#### [Task details]
Give only a count of the lines that include the string "компьютером".

#### [Extracted data entries]
********

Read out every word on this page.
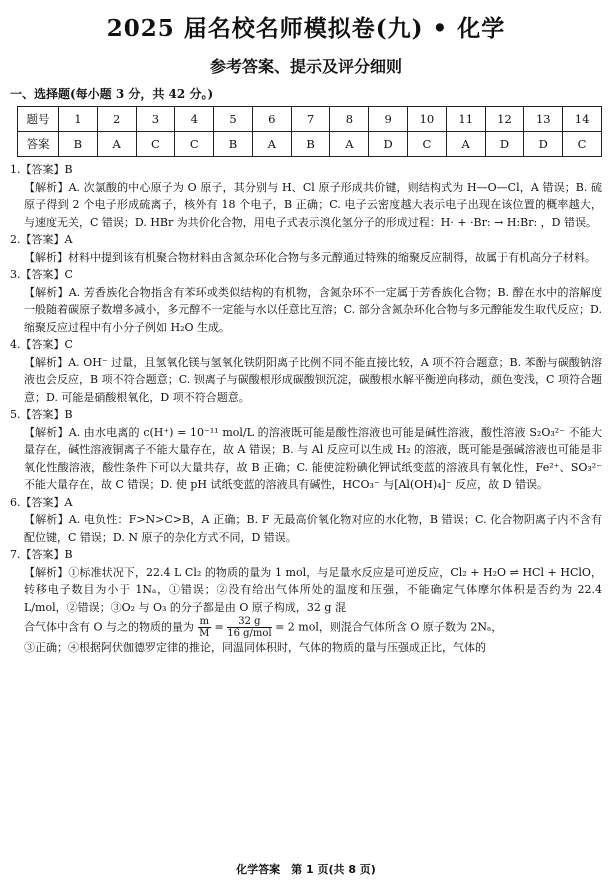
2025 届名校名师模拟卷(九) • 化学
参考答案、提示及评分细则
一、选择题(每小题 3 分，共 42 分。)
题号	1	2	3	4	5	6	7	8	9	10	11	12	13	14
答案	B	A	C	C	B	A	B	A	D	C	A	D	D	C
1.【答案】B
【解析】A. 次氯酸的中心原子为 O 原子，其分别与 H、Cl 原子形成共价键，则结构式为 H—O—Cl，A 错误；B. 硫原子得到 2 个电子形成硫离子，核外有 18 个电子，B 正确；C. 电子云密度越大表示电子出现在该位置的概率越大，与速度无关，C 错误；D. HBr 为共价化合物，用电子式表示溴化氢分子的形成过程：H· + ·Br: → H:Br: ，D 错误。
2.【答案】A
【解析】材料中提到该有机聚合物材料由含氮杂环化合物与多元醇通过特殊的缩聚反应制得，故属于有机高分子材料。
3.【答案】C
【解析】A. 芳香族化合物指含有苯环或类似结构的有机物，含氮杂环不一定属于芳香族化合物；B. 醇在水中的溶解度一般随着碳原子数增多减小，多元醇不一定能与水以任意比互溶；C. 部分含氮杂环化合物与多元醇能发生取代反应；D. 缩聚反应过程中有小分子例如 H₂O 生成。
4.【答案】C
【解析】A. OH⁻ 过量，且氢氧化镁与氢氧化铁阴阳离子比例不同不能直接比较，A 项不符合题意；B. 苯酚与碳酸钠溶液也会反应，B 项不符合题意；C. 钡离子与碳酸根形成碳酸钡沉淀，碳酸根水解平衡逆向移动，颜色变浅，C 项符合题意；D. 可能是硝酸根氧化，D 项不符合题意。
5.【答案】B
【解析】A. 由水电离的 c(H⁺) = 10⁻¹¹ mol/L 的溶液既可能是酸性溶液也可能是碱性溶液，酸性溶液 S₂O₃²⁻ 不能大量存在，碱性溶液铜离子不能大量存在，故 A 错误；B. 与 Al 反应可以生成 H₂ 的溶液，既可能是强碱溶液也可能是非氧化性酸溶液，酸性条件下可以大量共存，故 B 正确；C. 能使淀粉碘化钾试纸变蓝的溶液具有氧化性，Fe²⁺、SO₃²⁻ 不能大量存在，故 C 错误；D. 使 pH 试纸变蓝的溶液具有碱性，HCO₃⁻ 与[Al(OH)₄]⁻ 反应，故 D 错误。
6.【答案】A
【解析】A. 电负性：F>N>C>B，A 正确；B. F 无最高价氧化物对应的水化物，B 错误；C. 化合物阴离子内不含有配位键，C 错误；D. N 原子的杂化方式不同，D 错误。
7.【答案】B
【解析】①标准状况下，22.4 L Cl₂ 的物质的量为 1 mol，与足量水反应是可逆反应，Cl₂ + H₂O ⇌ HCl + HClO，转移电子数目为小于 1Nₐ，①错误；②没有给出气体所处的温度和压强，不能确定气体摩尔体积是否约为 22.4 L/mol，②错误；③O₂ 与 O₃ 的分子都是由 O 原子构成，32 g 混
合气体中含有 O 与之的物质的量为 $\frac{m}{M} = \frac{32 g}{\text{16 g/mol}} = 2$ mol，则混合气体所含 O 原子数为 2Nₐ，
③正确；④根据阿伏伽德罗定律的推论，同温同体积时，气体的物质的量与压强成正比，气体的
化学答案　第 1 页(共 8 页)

********

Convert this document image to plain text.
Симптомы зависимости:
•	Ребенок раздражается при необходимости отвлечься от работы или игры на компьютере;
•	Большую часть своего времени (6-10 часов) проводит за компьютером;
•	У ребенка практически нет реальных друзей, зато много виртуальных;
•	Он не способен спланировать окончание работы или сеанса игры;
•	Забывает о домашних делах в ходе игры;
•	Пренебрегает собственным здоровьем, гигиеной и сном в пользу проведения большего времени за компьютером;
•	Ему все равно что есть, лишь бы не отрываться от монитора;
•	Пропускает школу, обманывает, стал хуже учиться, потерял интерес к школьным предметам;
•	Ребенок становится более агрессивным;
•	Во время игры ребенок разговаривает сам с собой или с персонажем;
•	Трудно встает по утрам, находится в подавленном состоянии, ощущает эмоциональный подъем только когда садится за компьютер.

********

#### [Final result]
2